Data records
[START]

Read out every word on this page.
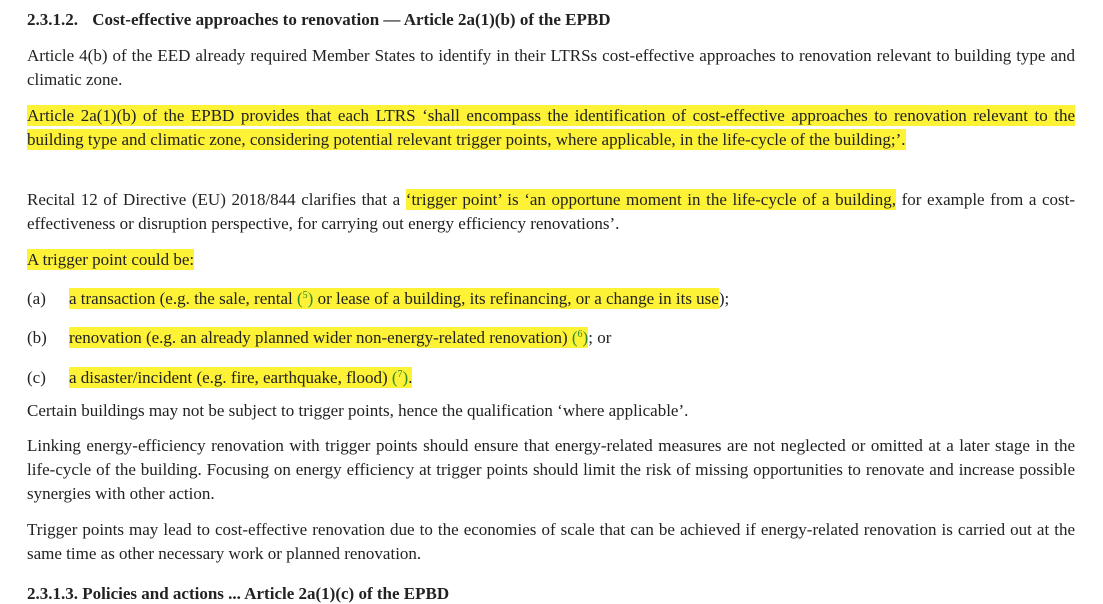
2.3.1.2. Cost-effective approaches to renovation — Article 2a(1)(b) of the EPBD
Article 4(b) of the EED already required Member States to identify in their LTRSs cost-effective approaches to renovation relevant to building type and climatic zone.
Article 2a(1)(b) of the EPBD provides that each LTRS ‘shall encompass the identification of cost-effective approaches to renovation relevant to the building type and climatic zone, considering potential relevant trigger points, where applicable, in the life-cycle of the building;’.
Recital 12 of Directive (EU) 2018/844 clarifies that a ‘trigger point’ is ‘an opportune moment in the life-cycle of a building, for example from a cost-effectiveness or disruption perspective, for carrying out energy efficiency renovations’.
A trigger point could be:
(a) a transaction (e.g. the sale, rental ($^5$) or lease of a building, its refinancing, or a change in its use);
(b) renovation (e.g. an already planned wider non-energy-related renovation) ($^6$); or
(c) a disaster/incident (e.g. fire, earthquake, flood) ($^7$).
Certain buildings may not be subject to trigger points, hence the qualification ‘where applicable’.
Linking energy-efficiency renovation with trigger points should ensure that energy-related measures are not neglected or omitted at a later stage in the life-cycle of the building. Focusing on energy efficiency at trigger points should limit the risk of missing opportunities to renovate and increase possible synergies with other action.
Trigger points may lead to cost-effective renovation due to the economies of scale that can be achieved if energy-related renovation is carried out at the same time as other necessary work or planned renovation.
2.3.1.3. Policies and actions ... Article 2a(1)(c) of the EPBD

[END]

REQUIREMENT
Tally the lines of the preceding listing in which the word "applicable" appears; state nothing but the total.

REPLY TO THE EXERCISE
2